> [Dataset excerpts]
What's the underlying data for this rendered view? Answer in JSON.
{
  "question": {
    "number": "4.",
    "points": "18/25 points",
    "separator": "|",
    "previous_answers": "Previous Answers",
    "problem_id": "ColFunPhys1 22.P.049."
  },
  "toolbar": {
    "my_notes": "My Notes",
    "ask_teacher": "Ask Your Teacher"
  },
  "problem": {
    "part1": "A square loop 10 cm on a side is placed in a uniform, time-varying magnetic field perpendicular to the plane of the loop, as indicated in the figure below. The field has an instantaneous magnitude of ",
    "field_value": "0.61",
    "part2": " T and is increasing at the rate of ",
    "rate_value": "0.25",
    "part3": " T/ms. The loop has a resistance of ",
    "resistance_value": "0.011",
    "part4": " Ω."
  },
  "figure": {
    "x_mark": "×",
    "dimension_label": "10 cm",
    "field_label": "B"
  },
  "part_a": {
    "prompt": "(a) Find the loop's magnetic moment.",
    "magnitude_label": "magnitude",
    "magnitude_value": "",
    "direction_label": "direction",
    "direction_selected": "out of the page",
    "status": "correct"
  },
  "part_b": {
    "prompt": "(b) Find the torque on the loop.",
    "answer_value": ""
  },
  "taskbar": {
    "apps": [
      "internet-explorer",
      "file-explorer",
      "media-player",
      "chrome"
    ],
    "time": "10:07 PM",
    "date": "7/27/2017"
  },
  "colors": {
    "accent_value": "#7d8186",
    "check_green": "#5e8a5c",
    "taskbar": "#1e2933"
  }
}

> [Description of the task]
Restate the listing above word for word.

> [Complete output]
What's the underlying data for this rendered view? Answer in JSON.
{
  "question": {
    "number": "4.",
    "points": "18/25 points",
    "separator": "|",
    "previous_answers": "Previous Answers",
    "problem_id": "ColFunPhys1 22.P.049."
  },
  "toolbar": {
    "my_notes": "My Notes",
    "ask_teacher": "Ask Your Teacher"
  },
  "problem": {
    "part1": "A square loop 10 cm on a side is placed in a uniform, time-varying magnetic field perpendicular to the plane of the loop, as indicated in the figure below. The field has an instantaneous magnitude of ",
    "field_value": "0.61",
    "part2": " T and is increasing at the rate of ",
    "rate_value": "0.25",
    "part3": " T/ms. The loop has a resistance of ",
    "resistance_value": "0.011",
    "part4": " Ω."
  },
  "figure": {
    "x_mark": "×",
    "dimension_label": "10 cm",
    "field_label": "B"
  },
  "part_a": {
    "prompt": "(a) Find the loop's magnetic moment.",
    "magnitude_label": "magnitude",
    "magnitude_value": "",
    "direction_label": "direction",
    "direction_selected": "out of the page",
    "status": "correct"
  },
  "part_b": {
    "prompt": "(b) Find the torque on the loop.",
    "answer_value": ""
  },
  "taskbar": {
    "apps": [
      "internet-explorer",
      "file-explorer",
      "media-player",
      "chrome"
    ],
    "time": "10:07 PM",
    "date": "7/27/2017"
  },
  "colors": {
    "accent_value": "#7d8186",
    "check_green": "#5e8a5c",
    "taskbar": "#1e2933"
  }
}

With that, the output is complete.